■ Input records:
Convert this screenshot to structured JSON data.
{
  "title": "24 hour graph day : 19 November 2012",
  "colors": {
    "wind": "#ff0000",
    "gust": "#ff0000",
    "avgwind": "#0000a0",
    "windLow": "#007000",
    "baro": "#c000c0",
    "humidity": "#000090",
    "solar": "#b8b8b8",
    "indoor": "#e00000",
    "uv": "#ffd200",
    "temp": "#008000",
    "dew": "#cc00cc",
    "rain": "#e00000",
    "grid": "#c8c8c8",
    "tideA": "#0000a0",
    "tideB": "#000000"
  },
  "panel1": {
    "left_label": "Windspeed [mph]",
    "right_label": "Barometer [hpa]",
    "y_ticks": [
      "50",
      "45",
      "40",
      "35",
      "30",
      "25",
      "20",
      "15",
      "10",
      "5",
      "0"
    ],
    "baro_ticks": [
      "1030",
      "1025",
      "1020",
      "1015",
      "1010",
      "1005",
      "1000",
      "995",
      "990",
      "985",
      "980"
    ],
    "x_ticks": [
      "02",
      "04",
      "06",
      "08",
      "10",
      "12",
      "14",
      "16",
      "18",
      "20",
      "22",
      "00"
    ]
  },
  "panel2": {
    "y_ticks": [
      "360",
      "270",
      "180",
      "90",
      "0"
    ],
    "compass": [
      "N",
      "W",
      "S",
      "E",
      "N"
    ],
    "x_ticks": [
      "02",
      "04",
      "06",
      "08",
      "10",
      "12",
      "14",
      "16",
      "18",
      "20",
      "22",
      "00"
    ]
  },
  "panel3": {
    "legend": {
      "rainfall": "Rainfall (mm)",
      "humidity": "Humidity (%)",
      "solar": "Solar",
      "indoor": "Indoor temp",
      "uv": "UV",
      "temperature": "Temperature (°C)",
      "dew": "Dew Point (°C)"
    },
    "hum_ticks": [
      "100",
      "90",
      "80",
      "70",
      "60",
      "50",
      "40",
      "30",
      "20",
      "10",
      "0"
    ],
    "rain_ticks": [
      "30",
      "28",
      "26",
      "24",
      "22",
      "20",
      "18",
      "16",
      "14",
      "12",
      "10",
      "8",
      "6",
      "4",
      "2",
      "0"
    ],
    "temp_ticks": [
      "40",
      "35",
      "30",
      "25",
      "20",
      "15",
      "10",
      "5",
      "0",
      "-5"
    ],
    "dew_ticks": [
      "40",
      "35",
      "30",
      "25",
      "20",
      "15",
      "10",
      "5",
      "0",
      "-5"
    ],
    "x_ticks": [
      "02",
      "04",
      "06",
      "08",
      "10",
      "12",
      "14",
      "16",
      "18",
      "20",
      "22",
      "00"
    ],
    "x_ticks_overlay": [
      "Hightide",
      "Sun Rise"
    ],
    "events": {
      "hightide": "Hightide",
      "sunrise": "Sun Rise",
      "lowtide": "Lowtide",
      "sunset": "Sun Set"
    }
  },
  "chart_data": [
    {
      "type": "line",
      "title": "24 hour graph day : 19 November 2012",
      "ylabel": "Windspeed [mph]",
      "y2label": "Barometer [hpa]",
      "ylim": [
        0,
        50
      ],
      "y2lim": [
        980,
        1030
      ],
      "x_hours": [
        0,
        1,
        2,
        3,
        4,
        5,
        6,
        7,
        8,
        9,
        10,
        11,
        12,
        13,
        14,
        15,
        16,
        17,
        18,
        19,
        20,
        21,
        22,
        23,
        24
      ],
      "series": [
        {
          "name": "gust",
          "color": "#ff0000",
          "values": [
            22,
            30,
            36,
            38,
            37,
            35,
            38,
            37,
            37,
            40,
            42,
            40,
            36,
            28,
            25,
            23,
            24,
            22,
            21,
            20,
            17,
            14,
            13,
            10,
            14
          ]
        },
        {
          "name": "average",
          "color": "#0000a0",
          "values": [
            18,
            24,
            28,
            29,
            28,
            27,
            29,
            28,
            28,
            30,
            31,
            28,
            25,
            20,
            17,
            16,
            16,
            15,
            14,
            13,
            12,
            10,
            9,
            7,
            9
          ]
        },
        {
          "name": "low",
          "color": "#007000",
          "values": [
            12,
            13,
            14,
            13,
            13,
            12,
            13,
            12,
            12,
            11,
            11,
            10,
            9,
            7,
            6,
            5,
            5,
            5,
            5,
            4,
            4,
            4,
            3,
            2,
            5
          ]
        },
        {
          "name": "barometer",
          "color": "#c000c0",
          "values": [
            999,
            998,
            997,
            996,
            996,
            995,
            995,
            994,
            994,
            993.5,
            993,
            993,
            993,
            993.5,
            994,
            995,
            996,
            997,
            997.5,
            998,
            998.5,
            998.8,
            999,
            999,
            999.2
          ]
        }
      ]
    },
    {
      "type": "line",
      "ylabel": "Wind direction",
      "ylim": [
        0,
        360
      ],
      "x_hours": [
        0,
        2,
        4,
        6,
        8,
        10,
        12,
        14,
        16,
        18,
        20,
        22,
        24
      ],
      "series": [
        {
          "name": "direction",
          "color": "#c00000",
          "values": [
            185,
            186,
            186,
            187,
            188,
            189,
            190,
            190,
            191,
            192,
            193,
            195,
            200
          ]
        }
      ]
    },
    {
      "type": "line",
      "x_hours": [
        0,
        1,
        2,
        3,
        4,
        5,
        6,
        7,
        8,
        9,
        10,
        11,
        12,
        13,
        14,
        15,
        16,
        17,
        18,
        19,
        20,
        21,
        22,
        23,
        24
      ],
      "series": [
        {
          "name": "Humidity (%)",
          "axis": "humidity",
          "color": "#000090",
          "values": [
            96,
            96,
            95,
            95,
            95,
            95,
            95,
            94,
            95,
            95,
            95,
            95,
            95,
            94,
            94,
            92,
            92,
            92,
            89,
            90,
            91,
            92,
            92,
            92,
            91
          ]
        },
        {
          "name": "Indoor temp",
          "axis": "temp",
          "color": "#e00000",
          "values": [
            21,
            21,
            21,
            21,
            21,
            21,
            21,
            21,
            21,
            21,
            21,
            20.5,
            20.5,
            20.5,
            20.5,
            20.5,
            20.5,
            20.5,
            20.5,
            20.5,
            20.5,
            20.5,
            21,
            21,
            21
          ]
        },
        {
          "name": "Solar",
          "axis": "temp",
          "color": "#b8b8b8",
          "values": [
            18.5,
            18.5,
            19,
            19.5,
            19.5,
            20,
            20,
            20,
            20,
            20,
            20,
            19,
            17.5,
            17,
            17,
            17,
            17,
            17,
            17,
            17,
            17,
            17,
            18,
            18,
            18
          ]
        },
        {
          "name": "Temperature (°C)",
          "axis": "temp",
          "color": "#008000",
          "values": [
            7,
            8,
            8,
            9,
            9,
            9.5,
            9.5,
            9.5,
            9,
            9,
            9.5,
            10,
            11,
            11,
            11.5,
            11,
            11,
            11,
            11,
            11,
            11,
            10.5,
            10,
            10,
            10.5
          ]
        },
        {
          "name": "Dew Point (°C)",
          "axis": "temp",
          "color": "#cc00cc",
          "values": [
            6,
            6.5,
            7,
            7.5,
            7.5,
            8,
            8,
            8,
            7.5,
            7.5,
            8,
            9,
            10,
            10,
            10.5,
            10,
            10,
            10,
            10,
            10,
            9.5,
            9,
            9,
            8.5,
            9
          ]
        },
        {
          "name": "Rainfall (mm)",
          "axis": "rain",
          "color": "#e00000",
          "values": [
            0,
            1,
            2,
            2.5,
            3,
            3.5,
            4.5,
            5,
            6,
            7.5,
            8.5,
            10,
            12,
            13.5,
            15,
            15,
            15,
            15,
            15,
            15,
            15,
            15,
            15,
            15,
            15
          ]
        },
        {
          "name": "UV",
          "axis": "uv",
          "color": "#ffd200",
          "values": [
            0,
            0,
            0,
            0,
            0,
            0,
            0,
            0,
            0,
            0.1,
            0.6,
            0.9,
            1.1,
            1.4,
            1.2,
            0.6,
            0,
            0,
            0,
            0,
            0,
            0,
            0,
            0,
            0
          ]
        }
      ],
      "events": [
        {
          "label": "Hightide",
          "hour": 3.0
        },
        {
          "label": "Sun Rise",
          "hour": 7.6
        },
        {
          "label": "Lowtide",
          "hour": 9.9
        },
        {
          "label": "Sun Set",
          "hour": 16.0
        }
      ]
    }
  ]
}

■ What this task involves: Show every line from the listing above in which the string "Hightide" appears.

■ Completed task:
      "Hightide",
      "hightide": "Hightide",
          "label": "Hightide",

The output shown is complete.